> [EXERCISE DESCRIPTION] Copy each line where the word "representation" occurs.

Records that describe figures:
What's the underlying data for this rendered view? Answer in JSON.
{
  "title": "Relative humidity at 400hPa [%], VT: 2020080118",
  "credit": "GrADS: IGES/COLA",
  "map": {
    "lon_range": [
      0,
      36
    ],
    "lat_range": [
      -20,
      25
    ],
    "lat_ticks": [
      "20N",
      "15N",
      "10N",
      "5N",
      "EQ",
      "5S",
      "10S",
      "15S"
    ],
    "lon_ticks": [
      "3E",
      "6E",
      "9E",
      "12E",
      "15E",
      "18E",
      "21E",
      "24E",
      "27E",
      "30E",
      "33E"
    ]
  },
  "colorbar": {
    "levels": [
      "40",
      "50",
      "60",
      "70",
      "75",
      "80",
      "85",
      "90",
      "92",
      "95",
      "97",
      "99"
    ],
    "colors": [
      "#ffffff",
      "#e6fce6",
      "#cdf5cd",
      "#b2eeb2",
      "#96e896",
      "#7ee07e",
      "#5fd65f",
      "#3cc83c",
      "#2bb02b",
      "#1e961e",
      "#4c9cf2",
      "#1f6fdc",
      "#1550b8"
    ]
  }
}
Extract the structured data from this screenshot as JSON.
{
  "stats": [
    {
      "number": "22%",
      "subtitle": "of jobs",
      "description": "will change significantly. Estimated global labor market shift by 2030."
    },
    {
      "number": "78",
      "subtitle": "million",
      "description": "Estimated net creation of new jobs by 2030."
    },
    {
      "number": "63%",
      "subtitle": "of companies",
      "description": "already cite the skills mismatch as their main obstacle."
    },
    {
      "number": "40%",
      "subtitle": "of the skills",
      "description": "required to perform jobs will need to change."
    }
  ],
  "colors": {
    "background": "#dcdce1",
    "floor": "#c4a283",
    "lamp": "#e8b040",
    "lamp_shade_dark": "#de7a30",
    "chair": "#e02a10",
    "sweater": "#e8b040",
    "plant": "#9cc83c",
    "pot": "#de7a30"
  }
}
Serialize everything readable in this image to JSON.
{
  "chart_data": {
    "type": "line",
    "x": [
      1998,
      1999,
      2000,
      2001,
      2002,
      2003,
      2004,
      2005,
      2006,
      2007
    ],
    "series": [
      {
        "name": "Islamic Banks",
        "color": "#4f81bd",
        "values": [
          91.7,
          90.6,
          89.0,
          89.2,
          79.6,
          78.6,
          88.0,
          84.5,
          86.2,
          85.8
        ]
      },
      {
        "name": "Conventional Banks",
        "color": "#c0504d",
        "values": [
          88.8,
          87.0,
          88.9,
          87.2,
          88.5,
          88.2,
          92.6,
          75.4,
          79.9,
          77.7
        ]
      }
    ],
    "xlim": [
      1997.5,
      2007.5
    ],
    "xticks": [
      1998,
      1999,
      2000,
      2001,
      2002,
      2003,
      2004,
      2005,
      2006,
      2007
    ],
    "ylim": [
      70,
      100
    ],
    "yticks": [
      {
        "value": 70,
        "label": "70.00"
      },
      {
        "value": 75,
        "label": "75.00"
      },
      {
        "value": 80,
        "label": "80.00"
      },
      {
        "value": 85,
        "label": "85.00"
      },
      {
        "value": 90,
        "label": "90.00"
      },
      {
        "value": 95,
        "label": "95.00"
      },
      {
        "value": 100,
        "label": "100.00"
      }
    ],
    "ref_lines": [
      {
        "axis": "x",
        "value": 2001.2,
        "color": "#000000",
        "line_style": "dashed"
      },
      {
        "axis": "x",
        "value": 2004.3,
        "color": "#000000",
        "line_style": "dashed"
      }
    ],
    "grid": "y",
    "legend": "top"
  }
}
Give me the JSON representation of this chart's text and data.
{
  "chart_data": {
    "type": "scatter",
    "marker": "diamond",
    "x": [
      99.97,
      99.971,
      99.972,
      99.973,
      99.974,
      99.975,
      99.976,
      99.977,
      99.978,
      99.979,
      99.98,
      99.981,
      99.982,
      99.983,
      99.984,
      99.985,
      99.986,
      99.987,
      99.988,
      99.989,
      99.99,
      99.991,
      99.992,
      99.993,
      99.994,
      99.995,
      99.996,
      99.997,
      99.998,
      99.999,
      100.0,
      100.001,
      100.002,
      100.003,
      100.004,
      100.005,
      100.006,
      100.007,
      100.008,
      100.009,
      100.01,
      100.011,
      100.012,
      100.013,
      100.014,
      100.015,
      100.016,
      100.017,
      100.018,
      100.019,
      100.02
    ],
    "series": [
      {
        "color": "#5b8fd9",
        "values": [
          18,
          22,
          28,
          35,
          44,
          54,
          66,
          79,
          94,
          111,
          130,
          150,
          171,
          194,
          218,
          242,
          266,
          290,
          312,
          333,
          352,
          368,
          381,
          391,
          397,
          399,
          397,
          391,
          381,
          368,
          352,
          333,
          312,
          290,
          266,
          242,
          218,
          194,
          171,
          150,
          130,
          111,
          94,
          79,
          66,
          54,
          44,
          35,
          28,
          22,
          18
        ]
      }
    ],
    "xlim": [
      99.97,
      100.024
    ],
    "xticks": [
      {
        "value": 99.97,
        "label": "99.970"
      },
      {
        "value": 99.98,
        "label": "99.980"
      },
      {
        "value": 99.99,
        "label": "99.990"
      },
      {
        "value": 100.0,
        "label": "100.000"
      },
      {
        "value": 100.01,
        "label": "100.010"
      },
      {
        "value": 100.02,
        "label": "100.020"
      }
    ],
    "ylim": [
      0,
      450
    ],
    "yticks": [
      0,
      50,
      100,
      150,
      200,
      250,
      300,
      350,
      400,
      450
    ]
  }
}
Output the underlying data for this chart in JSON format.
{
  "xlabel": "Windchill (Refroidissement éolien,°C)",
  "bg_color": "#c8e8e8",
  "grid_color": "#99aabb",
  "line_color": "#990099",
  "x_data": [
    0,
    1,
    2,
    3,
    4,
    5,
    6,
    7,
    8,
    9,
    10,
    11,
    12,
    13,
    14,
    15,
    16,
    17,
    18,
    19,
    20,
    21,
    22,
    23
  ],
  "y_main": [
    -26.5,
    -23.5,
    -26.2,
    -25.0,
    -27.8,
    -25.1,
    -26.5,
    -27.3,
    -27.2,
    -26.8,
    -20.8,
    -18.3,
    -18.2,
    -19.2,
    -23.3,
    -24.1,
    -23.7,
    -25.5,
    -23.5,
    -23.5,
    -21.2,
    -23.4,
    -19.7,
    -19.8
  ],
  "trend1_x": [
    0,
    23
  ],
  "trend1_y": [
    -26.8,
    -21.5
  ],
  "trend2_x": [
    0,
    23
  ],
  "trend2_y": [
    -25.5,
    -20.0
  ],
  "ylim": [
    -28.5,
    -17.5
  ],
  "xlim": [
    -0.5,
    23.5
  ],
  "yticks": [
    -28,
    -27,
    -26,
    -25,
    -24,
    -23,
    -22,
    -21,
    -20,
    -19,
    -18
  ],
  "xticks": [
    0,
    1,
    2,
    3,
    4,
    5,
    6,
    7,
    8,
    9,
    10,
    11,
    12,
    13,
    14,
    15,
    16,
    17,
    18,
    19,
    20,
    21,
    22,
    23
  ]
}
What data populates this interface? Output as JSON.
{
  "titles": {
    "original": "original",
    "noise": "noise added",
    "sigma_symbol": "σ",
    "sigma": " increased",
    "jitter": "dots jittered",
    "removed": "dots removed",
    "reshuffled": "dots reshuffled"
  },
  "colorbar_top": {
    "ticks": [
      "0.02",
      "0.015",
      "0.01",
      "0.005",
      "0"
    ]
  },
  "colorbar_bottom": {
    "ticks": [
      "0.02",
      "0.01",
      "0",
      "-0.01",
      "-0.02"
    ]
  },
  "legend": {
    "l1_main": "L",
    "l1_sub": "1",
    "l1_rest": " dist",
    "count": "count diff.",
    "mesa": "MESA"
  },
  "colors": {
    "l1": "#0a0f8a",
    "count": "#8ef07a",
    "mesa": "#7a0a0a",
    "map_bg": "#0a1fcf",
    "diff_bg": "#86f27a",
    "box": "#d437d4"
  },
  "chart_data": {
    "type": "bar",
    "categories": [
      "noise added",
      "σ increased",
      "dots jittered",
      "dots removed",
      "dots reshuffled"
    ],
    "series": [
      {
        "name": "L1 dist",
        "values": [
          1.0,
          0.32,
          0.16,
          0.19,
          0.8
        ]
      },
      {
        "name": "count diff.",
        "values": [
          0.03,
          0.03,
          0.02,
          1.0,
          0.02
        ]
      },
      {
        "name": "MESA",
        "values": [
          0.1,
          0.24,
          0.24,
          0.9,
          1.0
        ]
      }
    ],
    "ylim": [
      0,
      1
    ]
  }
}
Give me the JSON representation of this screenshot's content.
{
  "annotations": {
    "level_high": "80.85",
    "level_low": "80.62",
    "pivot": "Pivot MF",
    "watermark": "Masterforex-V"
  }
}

> [RESPONSE]
Give me the JSON representation of this chart's text and data.
Give me the JSON representation of this screenshot's content.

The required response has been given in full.